Work out how many lines of the material below mention the word "物理伤害减少"; reply with the number only.
— start Records supplied —
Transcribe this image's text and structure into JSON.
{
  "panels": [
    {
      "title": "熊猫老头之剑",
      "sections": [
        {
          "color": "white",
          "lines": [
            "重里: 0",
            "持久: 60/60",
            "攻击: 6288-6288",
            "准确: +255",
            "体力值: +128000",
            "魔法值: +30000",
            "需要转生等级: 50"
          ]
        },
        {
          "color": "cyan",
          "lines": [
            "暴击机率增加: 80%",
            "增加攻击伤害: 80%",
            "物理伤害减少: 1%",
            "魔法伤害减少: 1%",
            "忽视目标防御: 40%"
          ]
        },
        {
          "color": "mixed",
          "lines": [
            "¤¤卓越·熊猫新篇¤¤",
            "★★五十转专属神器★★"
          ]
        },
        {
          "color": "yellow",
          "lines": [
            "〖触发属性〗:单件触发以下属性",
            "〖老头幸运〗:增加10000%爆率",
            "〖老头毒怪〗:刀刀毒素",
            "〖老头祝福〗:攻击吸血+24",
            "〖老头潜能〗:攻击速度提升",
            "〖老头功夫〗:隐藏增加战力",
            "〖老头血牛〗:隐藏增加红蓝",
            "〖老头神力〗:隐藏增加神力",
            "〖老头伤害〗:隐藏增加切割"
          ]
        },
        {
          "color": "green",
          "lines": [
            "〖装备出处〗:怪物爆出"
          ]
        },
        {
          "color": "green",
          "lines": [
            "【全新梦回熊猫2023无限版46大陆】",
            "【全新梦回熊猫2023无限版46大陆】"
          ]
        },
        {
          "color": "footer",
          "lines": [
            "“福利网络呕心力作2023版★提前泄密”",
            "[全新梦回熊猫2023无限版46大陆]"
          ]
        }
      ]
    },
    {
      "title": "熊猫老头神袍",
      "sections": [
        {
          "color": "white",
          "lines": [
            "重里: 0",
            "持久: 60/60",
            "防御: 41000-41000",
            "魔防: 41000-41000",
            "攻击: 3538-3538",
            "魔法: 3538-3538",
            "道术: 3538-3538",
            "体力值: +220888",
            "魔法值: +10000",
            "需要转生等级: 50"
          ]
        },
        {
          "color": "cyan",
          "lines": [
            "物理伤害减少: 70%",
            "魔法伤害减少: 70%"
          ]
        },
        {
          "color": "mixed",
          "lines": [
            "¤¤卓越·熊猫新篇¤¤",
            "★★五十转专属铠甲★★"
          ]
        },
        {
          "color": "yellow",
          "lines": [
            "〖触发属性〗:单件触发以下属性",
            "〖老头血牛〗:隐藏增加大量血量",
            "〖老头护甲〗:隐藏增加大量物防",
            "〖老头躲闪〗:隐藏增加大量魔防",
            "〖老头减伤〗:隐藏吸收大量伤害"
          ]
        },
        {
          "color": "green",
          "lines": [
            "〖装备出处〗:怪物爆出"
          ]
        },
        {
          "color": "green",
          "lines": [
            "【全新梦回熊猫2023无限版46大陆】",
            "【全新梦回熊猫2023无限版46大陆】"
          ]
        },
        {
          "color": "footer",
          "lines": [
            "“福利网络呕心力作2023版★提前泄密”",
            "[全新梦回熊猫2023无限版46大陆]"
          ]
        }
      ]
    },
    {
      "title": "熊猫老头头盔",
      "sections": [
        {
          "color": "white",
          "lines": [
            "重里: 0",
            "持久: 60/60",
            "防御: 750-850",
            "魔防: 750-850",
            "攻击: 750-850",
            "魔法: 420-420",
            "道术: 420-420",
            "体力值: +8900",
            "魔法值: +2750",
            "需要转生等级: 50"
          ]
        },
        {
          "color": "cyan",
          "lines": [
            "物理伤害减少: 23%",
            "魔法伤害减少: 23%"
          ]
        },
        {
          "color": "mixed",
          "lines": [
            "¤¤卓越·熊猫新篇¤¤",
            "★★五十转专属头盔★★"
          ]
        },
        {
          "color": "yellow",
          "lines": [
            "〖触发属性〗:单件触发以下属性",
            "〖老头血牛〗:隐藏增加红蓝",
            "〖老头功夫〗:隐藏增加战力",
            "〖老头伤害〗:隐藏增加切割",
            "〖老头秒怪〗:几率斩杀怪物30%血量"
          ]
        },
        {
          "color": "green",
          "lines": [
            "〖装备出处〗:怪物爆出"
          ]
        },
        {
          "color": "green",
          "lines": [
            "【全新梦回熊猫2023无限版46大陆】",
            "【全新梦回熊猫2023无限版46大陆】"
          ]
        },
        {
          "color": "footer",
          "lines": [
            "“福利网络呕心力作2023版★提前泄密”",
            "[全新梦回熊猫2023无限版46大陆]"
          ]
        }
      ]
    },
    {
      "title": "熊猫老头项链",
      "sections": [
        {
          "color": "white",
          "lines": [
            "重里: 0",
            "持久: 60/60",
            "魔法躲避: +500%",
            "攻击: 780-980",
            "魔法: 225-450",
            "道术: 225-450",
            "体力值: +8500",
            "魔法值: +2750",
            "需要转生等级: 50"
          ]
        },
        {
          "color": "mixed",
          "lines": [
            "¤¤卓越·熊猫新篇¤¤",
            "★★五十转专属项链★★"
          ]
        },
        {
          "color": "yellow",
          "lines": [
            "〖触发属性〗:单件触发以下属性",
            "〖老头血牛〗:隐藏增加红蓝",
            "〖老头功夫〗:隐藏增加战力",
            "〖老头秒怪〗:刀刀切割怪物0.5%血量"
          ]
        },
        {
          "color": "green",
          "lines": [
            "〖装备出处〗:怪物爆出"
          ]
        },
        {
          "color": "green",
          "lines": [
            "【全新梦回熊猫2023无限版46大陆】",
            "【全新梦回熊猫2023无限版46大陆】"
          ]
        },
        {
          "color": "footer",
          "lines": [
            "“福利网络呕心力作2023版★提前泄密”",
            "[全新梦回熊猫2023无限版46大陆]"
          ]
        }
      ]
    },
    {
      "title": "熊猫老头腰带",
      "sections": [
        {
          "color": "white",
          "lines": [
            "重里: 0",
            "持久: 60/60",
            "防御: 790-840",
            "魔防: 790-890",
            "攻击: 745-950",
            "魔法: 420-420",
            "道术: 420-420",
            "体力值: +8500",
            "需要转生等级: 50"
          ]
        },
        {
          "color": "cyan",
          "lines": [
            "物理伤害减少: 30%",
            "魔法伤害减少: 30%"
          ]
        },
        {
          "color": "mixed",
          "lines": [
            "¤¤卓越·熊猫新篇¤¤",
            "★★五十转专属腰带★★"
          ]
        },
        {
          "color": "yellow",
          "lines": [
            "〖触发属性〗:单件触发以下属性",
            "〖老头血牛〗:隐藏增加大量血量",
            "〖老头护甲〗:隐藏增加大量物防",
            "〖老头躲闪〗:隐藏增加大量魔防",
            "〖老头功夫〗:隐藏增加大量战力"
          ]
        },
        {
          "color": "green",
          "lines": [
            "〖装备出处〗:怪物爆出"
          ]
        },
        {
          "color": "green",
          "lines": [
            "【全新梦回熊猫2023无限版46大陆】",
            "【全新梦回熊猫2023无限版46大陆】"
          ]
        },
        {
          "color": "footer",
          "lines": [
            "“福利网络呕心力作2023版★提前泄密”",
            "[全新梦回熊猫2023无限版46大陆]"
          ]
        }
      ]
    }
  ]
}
— end Records supplied —
(Response)
4